* _What this task involves_
Make an exact copy of all the entries, with the pictures left out.

* _Dataset entries_
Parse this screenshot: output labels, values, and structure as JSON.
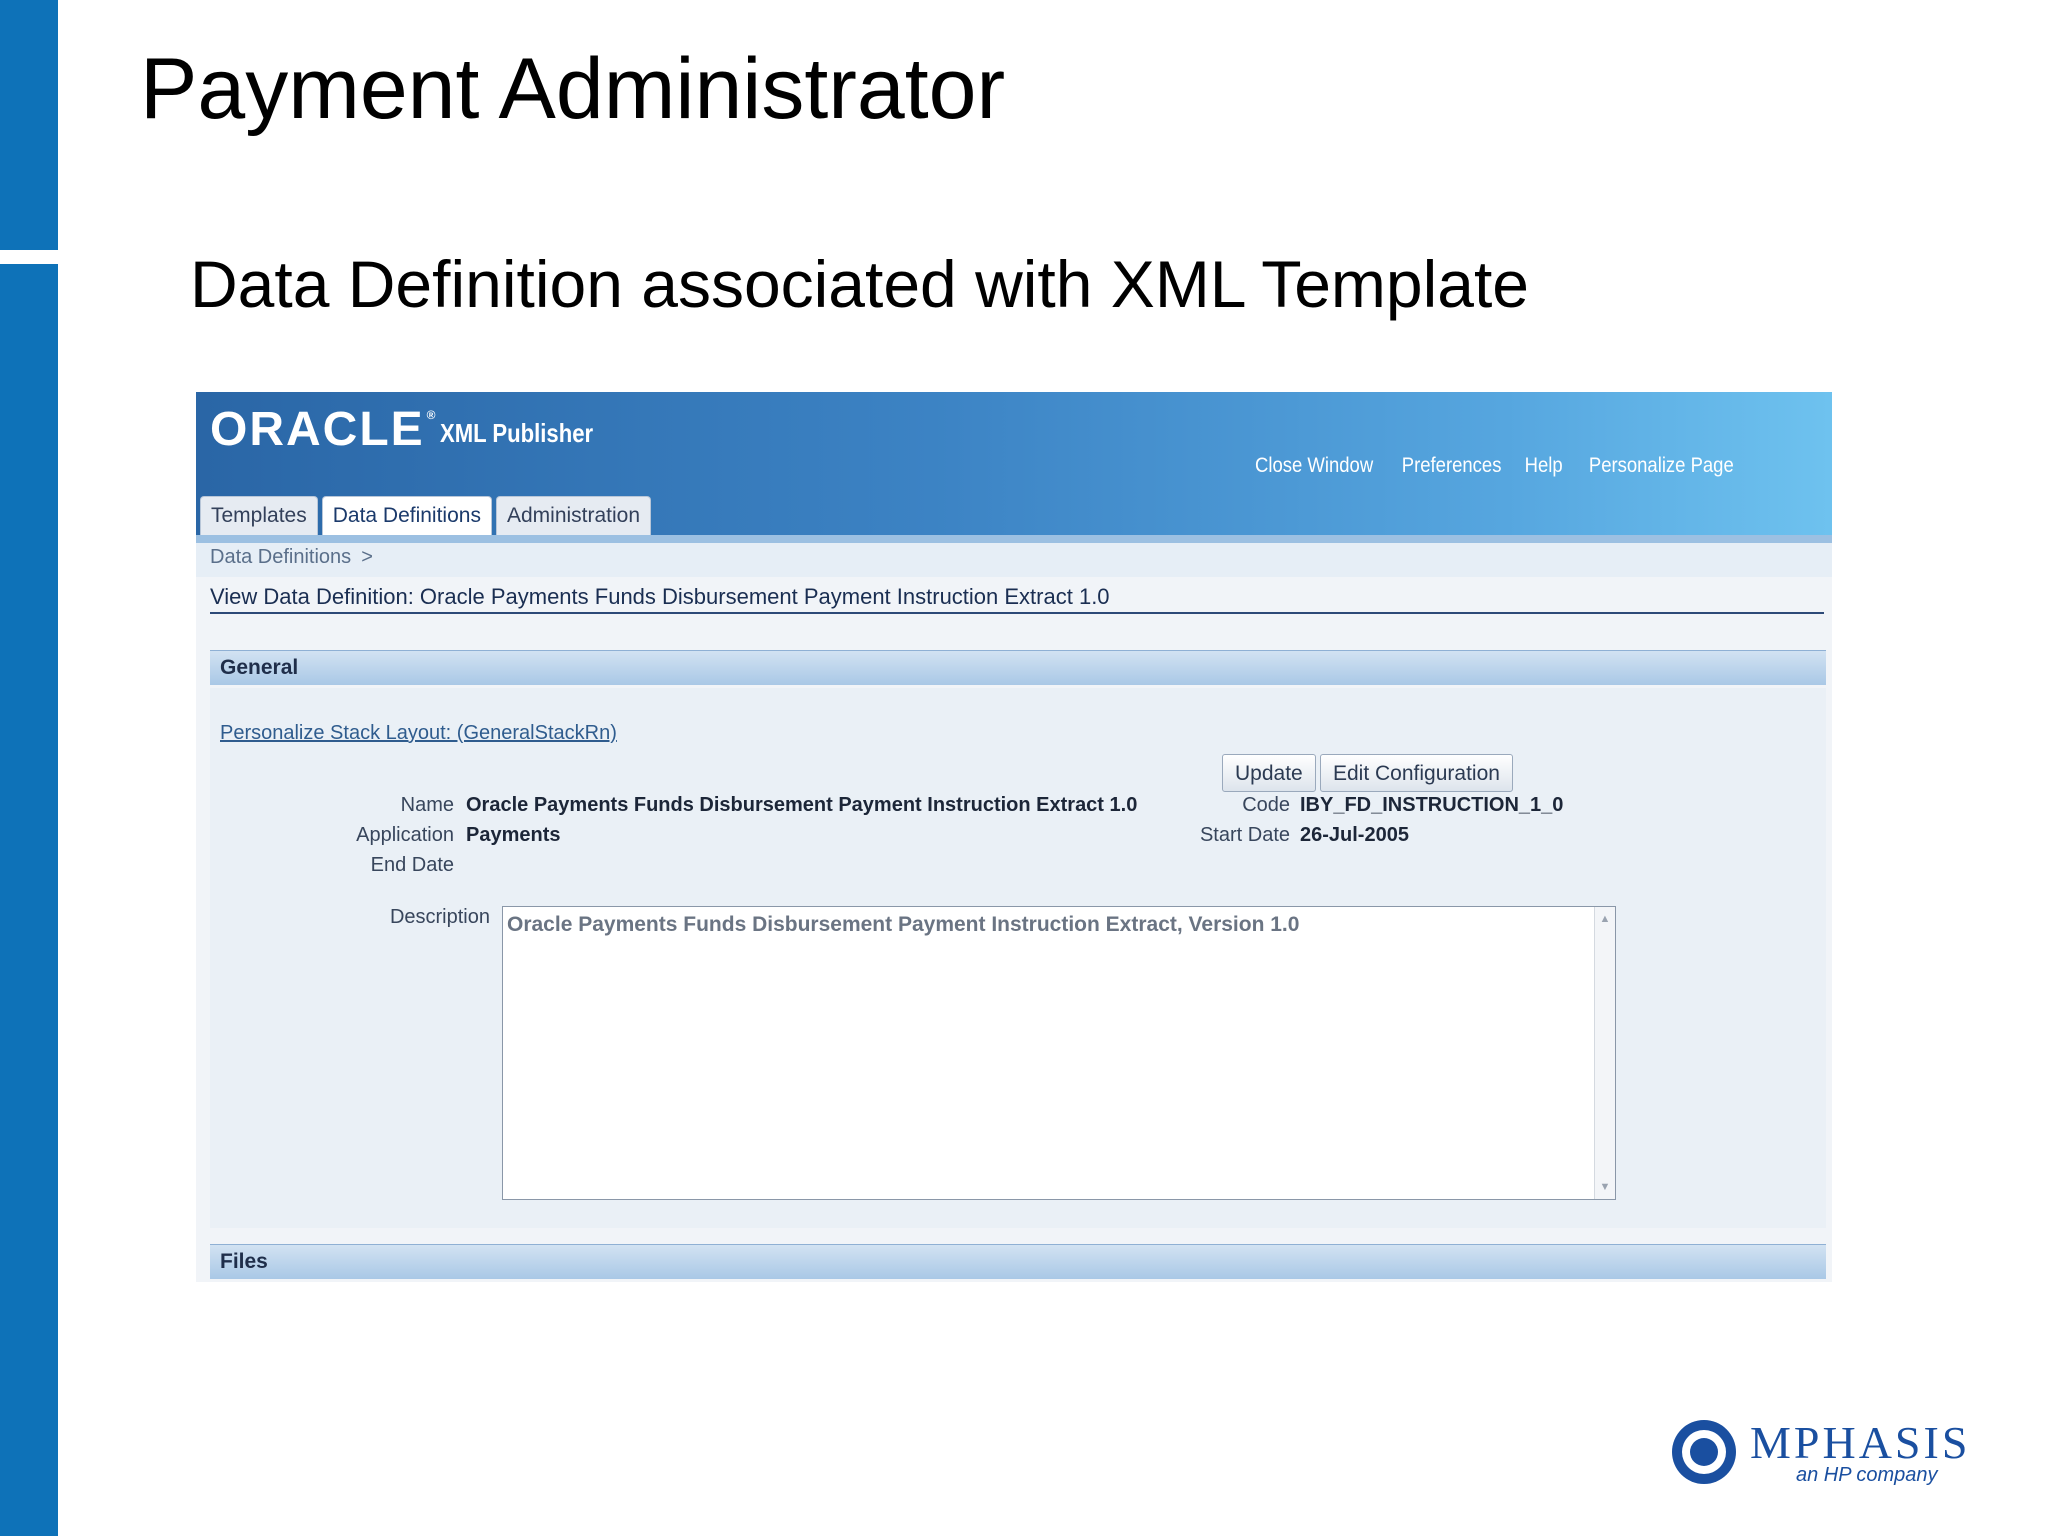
{
  "slide": {
    "title": "Payment Administrator",
    "subtitle": "Data Definition associated with XML Template",
    "accent_color": "#0e72b8"
  },
  "app": {
    "logo_text": "ORACLE",
    "logo_mark": "®",
    "product": "XML Publisher",
    "global_links": [
      "Close Window",
      "Preferences",
      "Help",
      "Personalize Page"
    ],
    "tabs": [
      {
        "label": "Templates",
        "active": false
      },
      {
        "label": "Data Definitions",
        "active": true
      },
      {
        "label": "Administration",
        "active": false
      }
    ]
  },
  "breadcrumb": {
    "label": "Data Definitions",
    "separator": ">"
  },
  "page_header": "View Data Definition: Oracle Payments Funds Disbursement Payment Instruction Extract 1.0",
  "general": {
    "section_title": "General",
    "personalize_link": "Personalize Stack Layout: (GeneralStackRn)",
    "buttons": {
      "update": "Update",
      "edit_configuration": "Edit Configuration"
    },
    "fields": {
      "name_label": "Name",
      "name_value": "Oracle Payments Funds Disbursement Payment Instruction Extract 1.0",
      "application_label": "Application",
      "application_value": "Payments",
      "end_date_label": "End Date",
      "code_label": "Code",
      "code_value": "IBY_FD_INSTRUCTION_1_0",
      "start_date_label": "Start Date",
      "start_date_value": "26-Jul-2005",
      "description_label": "Description",
      "description_value": "Oracle Payments Funds Disbursement Payment Instruction Extract, Version 1.0"
    }
  },
  "files": {
    "section_title": "Files"
  },
  "branding": {
    "company": "MPHASIS",
    "tagline": "an HP company"
  }
}
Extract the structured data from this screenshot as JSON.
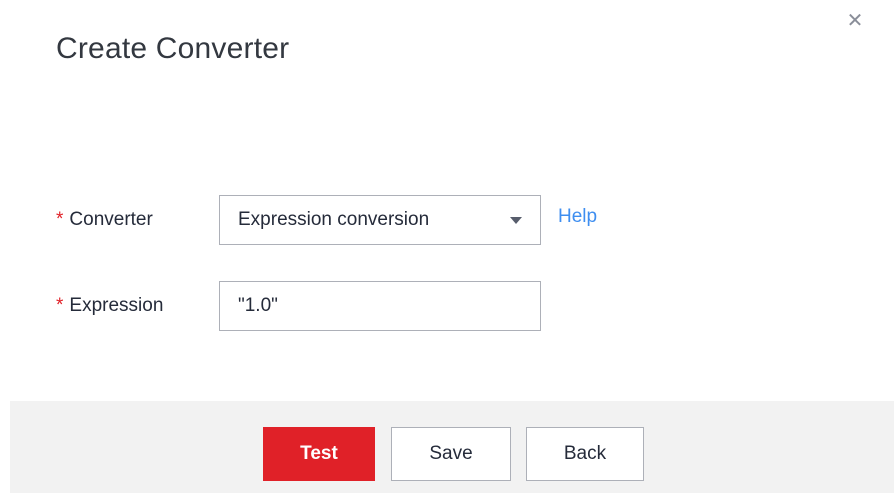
{
  "dialog": {
    "title": "Create Converter",
    "close_icon": "close-icon"
  },
  "form": {
    "required_marker": "*",
    "converter": {
      "label": "Converter",
      "selected_value": "Expression conversion",
      "help_link": "Help"
    },
    "expression": {
      "label": "Expression",
      "value": "\"1.0\""
    }
  },
  "footer": {
    "test_label": "Test",
    "save_label": "Save",
    "back_label": "Back"
  },
  "colors": {
    "primary_button": "#e02128",
    "required_asterisk": "#e02128",
    "link": "#3e8ef0",
    "footer_bg": "#f2f2f2"
  }
}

* _Solution_
Parse this screenshot: output labels, values, and structure as JSON.
{
  "slide": {
    "title": "Payment Administrator",
    "subtitle": "Data Definition associated with XML Template",
    "accent_color": "#0e72b8"
  },
  "app": {
    "logo_text": "ORACLE",
    "logo_mark": "®",
    "product": "XML Publisher",
    "global_links": [
      "Close Window",
      "Preferences",
      "Help",
      "Personalize Page"
    ],
    "tabs": [
      {
        "label": "Templates",
        "active": false
      },
      {
        "label": "Data Definitions",
        "active": true
      },
      {
        "label": "Administration",
        "active": false
      }
    ]
  },
  "breadcrumb": {
    "label": "Data Definitions",
    "separator": ">"
  },
  "page_header": "View Data Definition: Oracle Payments Funds Disbursement Payment Instruction Extract 1.0",
  "general": {
    "section_title": "General",
    "personalize_link": "Personalize Stack Layout: (GeneralStackRn)",
    "buttons": {
      "update": "Update",
      "edit_configuration": "Edit Configuration"
    },
    "fields": {
      "name_label": "Name",
      "name_value": "Oracle Payments Funds Disbursement Payment Instruction Extract 1.0",
      "application_label": "Application",
      "application_value": "Payments",
      "end_date_label": "End Date",
      "code_label": "Code",
      "code_value": "IBY_FD_INSTRUCTION_1_0",
      "start_date_label": "Start Date",
      "start_date_value": "26-Jul-2005",
      "description_label": "Description",
      "description_value": "Oracle Payments Funds Disbursement Payment Instruction Extract, Version 1.0"
    }
  },
  "files": {
    "section_title": "Files"
  },
  "branding": {
    "company": "MPHASIS",
    "tagline": "an HP company"
  }
}
Extract the structured data from this screenshot as JSON.
{
  "dialog": {
    "title": "Create Converter",
    "close_icon": "close-icon"
  },
  "form": {
    "required_marker": "*",
    "converter": {
      "label": "Converter",
      "selected_value": "Expression conversion",
      "help_link": "Help"
    },
    "expression": {
      "label": "Expression",
      "value": "\"1.0\""
    }
  },
  "footer": {
    "test_label": "Test",
    "save_label": "Save",
    "back_label": "Back"
  },
  "colors": {
    "primary_button": "#e02128",
    "required_asterisk": "#e02128",
    "link": "#3e8ef0",
    "footer_bg": "#f2f2f2"
  }
}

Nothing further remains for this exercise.